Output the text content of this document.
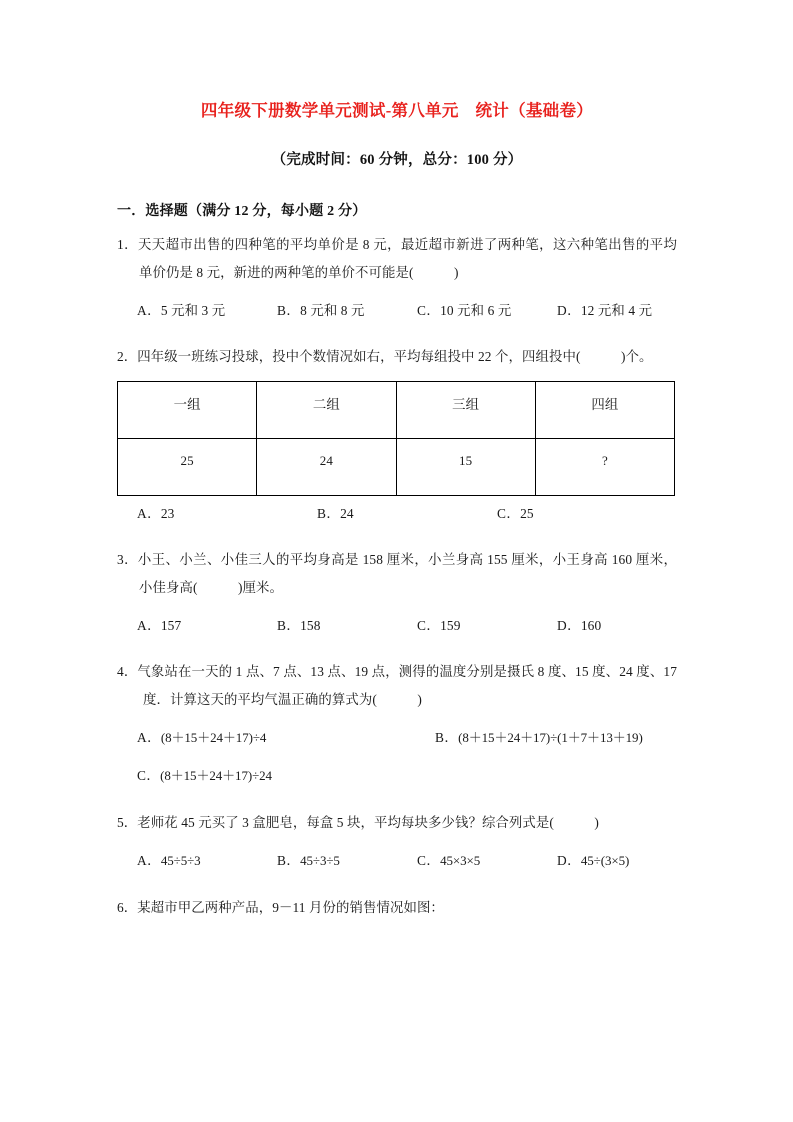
四年级下册数学单元测试-第八单元　统计（基础卷）

（完成时间：60 分钟，总分：100 分）

一．选择题（满分 12 分，每小题 2 分）

1．天天超市出售的四种笔的平均单价是 8 元，最近超市新进了两种笔，这六种笔出售的平均单价仍是 8 元，新进的两种笔的单价不可能是(　　　)

A．5 元和 3 元	B．8 元和 8 元	C．10 元和 6 元	D．12 元和 4 元

2．四年级一班练习投球，投中个数情况如右，平均每组投中 22 个，四组投中(　　　)个。

一组	二组	三组	四组
25	24	15	?
A．23	B．24	C．25

3．小王、小兰、小佳三人的平均身高是 158 厘米，小兰身高 155 厘米，小王身高 160 厘米，小佳身高(　　　)厘米。

A．157	B．158	C．159	D．160

4．气象站在一天的 1 点、7 点、13 点、19 点，测得的温度分别是摄氏 8 度、15 度、24 度、17 度．计算这天的平均气温正确的算式为(　　　)

A．(8＋15＋24＋17)÷4	B．(8＋15＋24＋17)÷(1＋7＋13＋19)
C．(8＋15＋24＋17)÷24

5．老师花 45 元买了 3 盒肥皂，每盒 5 块，平均每块多少钱？综合列式是(　　　)

A．45÷5÷3	B．45÷3÷5	C．45×3×5	D．45÷(3×5)

6．某超市甲乙两种产品，9－11 月份的销售情况如图：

◇ ◇ ◇ ◇ ◇ ◇ ◇

Directions for this task: The pictures should not be reproduced; quote all of the other material exactly.

Response for this exercise:
Output the text content of this document.
四年级下册数学单元测试-第八单元　统计（基础卷）

（完成时间：60 分钟，总分：100 分）

一．选择题（满分 12 分，每小题 2 分）

1．天天超市出售的四种笔的平均单价是 8 元，最近超市新进了两种笔，这六种笔出售的平均单价仍是 8 元，新进的两种笔的单价不可能是(　　　)

A．5 元和 3 元	B．8 元和 8 元	C．10 元和 6 元	D．12 元和 4 元

2．四年级一班练习投球，投中个数情况如右，平均每组投中 22 个，四组投中(　　　)个。

一组	二组	三组	四组
25	24	15	?
A．23	B．24	C．25

3．小王、小兰、小佳三人的平均身高是 158 厘米，小兰身高 155 厘米，小王身高 160 厘米，小佳身高(　　　)厘米。

A．157	B．158	C．159	D．160

4．气象站在一天的 1 点、7 点、13 点、19 点，测得的温度分别是摄氏 8 度、15 度、24 度、17 度．计算这天的平均气温正确的算式为(　　　)

A．(8＋15＋24＋17)÷4	B．(8＋15＋24＋17)÷(1＋7＋13＋19)
C．(8＋15＋24＋17)÷24

5．老师花 45 元买了 3 盒肥皂，每盒 5 块，平均每块多少钱？综合列式是(　　　)

A．45÷5÷3	B．45÷3÷5	C．45×3×5	D．45÷(3×5)

6．某超市甲乙两种产品，9－11 月份的销售情况如图：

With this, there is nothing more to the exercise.